▸ Problem statement
Give only the number of lines in the data that include the string "Sheath".

▸ Input data
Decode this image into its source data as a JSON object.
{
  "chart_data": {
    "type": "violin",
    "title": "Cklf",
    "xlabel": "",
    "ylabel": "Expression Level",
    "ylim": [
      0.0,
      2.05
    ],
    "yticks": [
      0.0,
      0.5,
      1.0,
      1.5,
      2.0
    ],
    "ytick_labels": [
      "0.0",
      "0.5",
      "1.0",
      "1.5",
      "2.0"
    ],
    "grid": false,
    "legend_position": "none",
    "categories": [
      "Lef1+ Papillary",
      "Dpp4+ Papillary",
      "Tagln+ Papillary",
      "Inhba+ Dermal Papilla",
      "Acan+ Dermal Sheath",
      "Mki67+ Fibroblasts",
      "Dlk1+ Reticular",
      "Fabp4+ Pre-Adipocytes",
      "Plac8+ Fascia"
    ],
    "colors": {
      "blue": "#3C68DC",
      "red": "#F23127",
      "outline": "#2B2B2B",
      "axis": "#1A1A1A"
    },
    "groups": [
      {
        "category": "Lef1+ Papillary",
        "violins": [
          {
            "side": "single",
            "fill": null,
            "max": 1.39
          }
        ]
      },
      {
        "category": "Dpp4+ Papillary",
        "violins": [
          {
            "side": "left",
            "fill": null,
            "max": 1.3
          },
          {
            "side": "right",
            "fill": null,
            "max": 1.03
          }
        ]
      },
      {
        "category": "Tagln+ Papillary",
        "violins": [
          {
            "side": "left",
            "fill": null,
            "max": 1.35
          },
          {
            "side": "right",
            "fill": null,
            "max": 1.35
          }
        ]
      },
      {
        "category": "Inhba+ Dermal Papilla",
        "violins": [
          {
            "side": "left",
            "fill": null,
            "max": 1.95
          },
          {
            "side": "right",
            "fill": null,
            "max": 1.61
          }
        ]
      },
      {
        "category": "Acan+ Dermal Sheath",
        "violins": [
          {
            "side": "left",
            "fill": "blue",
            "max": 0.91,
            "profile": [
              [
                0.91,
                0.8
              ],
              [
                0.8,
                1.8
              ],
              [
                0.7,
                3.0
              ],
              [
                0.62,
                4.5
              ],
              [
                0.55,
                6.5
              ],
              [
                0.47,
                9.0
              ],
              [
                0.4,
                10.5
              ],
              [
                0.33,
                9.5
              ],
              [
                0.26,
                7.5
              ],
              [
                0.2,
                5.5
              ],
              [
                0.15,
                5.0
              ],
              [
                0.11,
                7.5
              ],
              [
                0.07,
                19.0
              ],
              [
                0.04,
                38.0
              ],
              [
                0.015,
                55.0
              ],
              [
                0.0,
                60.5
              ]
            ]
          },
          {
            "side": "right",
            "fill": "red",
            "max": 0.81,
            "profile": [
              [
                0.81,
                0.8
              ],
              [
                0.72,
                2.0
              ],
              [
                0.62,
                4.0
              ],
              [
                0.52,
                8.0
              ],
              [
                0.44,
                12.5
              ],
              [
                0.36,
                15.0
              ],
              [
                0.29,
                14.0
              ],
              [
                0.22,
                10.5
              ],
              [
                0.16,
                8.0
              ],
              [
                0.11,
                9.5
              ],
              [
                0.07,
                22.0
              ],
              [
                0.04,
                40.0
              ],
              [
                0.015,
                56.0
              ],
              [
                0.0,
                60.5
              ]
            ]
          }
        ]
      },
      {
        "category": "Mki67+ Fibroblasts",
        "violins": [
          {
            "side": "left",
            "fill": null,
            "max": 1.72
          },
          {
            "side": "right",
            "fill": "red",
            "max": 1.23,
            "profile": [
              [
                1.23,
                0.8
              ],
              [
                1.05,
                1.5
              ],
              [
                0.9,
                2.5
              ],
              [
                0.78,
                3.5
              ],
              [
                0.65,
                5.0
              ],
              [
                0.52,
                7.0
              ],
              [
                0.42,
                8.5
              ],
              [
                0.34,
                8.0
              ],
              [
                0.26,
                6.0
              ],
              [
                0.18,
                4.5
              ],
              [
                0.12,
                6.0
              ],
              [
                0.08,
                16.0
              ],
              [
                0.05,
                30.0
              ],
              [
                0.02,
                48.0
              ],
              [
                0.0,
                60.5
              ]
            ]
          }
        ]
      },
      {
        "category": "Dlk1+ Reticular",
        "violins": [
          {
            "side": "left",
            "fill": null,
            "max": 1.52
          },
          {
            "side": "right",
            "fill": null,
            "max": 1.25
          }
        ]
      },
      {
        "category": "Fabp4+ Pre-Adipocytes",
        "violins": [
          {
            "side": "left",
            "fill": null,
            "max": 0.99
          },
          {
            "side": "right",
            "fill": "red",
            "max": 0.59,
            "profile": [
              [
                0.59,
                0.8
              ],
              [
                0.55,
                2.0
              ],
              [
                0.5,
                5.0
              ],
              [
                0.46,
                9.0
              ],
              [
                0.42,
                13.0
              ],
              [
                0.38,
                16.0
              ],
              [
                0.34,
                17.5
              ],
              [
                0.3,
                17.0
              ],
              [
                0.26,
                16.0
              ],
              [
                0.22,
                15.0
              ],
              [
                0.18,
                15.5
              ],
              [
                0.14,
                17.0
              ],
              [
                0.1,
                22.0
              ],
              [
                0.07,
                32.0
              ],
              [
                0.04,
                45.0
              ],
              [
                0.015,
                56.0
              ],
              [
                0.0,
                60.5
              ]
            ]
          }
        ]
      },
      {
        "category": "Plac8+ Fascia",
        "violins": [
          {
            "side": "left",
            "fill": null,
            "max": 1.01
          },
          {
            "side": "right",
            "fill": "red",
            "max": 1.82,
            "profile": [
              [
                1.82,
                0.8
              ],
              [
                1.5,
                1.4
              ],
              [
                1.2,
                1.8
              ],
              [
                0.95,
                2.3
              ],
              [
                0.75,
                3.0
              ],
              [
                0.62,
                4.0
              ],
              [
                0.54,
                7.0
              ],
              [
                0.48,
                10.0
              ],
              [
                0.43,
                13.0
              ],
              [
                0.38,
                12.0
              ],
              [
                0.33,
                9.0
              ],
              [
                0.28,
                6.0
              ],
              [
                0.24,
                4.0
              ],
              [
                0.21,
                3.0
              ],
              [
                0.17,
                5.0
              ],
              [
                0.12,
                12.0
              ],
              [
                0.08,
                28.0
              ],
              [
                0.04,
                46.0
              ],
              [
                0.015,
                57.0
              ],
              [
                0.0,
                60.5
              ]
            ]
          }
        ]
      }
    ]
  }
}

▸ Result of the task
2